- _Written problem_
Answer with one number only: the number of lines that include the word "this".

- _Dataset entries_
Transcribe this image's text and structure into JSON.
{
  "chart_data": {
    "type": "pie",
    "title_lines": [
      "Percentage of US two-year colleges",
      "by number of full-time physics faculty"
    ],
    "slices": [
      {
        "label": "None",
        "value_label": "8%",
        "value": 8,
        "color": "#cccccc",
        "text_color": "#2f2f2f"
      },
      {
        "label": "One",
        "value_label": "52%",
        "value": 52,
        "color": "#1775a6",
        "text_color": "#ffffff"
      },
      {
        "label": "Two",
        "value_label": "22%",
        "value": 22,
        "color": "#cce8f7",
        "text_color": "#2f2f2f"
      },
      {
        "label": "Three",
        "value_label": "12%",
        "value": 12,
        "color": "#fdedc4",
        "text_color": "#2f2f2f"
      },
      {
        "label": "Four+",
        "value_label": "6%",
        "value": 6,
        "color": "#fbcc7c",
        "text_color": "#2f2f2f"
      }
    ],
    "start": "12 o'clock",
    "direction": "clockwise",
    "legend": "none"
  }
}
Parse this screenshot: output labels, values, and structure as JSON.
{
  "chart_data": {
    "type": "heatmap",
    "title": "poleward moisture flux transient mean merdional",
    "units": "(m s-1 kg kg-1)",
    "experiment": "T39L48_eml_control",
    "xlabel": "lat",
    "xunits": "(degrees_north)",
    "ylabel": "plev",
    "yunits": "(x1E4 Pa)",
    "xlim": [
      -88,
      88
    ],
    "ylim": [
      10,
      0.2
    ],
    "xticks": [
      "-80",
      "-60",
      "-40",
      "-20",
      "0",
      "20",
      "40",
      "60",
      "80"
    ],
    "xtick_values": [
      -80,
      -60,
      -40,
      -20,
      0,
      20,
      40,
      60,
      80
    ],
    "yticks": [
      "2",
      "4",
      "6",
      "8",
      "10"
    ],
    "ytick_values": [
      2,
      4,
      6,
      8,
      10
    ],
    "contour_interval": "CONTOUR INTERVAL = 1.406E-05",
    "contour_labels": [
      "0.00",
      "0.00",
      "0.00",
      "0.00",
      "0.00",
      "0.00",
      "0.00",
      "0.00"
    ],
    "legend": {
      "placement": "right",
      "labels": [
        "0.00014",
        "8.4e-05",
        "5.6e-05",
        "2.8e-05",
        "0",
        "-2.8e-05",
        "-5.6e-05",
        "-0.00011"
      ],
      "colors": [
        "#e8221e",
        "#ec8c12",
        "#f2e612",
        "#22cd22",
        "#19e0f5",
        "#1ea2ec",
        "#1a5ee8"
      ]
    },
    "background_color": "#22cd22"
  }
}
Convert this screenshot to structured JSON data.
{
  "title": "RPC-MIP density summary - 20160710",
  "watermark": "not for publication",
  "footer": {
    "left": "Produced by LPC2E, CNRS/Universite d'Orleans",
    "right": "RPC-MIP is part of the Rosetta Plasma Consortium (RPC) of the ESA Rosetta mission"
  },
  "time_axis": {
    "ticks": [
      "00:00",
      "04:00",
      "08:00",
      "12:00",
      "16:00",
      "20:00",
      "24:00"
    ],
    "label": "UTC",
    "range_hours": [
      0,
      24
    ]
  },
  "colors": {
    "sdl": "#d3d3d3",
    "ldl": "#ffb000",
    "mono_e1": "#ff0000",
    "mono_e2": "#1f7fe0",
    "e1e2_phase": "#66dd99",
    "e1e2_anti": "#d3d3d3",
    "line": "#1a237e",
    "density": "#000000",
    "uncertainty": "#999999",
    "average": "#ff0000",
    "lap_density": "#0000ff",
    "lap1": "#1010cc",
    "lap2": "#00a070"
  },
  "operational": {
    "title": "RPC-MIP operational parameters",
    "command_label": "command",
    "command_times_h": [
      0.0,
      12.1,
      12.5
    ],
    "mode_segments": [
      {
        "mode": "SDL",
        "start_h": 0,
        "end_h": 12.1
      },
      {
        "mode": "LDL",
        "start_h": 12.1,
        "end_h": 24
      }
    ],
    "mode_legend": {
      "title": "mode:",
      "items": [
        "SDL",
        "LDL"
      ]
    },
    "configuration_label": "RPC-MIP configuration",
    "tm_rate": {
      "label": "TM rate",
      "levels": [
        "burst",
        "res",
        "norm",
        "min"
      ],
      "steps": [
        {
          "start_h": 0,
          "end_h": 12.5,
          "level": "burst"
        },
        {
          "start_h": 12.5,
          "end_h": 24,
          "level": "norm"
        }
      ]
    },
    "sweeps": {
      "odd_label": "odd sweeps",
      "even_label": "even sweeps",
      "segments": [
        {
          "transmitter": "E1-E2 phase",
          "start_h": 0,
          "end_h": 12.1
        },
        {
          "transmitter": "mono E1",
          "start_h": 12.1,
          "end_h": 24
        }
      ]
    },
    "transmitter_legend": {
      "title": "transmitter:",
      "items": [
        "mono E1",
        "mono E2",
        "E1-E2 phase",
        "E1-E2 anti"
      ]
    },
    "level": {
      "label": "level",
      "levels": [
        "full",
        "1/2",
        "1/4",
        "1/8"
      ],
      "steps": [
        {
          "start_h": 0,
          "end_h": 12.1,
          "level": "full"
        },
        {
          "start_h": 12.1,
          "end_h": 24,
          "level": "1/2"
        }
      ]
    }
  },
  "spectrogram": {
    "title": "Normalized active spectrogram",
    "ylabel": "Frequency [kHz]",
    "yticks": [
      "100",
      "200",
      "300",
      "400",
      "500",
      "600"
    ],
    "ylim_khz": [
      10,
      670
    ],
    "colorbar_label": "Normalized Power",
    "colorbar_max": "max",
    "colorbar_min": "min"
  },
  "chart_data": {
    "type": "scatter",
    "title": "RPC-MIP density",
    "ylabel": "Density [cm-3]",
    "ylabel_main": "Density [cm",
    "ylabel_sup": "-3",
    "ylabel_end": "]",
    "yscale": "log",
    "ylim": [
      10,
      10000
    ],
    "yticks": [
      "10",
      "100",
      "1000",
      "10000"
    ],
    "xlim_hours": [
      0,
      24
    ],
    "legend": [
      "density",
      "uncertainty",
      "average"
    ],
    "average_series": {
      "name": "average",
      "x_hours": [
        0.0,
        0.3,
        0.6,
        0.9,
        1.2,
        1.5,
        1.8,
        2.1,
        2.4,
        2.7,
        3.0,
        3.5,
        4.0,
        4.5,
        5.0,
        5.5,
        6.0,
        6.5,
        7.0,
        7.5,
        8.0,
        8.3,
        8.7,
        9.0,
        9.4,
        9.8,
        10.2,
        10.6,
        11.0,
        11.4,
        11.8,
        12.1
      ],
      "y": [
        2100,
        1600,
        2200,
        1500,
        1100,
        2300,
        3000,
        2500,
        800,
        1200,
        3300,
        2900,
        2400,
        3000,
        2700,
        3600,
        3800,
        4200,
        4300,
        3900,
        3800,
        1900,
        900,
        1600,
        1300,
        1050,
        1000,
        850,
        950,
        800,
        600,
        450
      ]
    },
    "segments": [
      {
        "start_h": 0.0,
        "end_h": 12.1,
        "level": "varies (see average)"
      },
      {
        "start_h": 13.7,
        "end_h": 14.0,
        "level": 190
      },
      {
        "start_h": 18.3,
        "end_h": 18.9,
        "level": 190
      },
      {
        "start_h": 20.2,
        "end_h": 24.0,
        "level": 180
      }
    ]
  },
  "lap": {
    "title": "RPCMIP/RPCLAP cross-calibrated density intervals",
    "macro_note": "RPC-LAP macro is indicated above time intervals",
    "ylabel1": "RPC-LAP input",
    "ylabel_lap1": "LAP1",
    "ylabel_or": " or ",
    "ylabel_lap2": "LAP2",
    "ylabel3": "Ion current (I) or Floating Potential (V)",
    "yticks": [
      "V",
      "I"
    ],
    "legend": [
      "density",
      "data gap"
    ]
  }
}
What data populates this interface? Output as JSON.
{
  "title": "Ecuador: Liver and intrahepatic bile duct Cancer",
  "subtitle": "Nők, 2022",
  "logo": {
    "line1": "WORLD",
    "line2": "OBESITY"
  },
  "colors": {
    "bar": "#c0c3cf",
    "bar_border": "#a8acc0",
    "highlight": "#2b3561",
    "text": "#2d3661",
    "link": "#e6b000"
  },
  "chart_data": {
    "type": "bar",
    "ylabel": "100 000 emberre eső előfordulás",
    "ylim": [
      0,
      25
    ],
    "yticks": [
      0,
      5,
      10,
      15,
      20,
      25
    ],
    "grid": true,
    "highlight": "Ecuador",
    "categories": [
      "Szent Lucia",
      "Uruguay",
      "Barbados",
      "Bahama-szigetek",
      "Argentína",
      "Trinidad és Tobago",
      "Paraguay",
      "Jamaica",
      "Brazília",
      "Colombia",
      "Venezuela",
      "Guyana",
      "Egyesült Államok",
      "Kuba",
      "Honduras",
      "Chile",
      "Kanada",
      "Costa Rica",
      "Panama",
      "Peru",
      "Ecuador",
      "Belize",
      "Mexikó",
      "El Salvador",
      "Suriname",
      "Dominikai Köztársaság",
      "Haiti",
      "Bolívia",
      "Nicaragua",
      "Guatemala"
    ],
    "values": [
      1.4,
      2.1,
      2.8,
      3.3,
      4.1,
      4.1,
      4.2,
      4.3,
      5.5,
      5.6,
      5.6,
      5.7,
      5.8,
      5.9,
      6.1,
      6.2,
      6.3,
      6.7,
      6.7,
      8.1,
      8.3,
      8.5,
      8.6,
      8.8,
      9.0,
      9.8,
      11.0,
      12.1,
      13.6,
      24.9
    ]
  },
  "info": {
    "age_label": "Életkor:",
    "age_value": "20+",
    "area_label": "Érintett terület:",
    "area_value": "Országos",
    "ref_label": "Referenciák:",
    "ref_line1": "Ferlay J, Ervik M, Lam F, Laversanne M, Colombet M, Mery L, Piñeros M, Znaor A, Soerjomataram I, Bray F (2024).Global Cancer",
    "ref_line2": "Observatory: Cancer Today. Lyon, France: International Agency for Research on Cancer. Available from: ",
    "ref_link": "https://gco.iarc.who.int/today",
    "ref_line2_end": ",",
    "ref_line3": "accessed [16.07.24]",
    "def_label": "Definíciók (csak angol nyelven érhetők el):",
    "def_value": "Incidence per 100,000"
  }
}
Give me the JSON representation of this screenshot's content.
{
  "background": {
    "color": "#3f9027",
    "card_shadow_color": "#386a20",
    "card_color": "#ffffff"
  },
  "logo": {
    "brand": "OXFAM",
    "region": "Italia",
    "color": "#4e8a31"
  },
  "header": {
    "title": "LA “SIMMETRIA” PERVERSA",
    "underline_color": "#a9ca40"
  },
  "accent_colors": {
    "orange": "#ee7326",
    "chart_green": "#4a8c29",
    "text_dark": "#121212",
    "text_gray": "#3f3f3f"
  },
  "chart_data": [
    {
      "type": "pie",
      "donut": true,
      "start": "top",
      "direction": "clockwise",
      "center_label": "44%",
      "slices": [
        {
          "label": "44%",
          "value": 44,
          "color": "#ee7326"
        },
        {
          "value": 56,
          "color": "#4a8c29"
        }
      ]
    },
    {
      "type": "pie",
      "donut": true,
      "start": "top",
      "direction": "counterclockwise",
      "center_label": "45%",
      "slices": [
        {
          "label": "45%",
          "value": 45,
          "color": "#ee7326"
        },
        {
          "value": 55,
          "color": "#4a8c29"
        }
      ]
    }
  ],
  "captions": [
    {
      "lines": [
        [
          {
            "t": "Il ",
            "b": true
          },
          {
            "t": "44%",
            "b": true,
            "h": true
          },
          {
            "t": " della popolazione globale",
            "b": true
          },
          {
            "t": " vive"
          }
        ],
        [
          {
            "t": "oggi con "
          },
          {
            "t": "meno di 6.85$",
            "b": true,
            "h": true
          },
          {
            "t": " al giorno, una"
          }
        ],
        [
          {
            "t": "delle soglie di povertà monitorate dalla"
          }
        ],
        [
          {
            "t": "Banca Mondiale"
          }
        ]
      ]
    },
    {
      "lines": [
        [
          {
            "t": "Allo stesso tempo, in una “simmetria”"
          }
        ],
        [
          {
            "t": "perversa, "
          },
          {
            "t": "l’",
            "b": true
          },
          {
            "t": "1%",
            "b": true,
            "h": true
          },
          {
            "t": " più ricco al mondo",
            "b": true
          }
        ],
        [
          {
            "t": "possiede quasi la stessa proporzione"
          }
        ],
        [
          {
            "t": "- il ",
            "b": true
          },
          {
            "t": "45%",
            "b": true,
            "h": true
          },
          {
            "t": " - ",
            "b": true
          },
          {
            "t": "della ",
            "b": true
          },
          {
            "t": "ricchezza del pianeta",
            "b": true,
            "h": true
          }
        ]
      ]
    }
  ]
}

- _Answer for the task_
5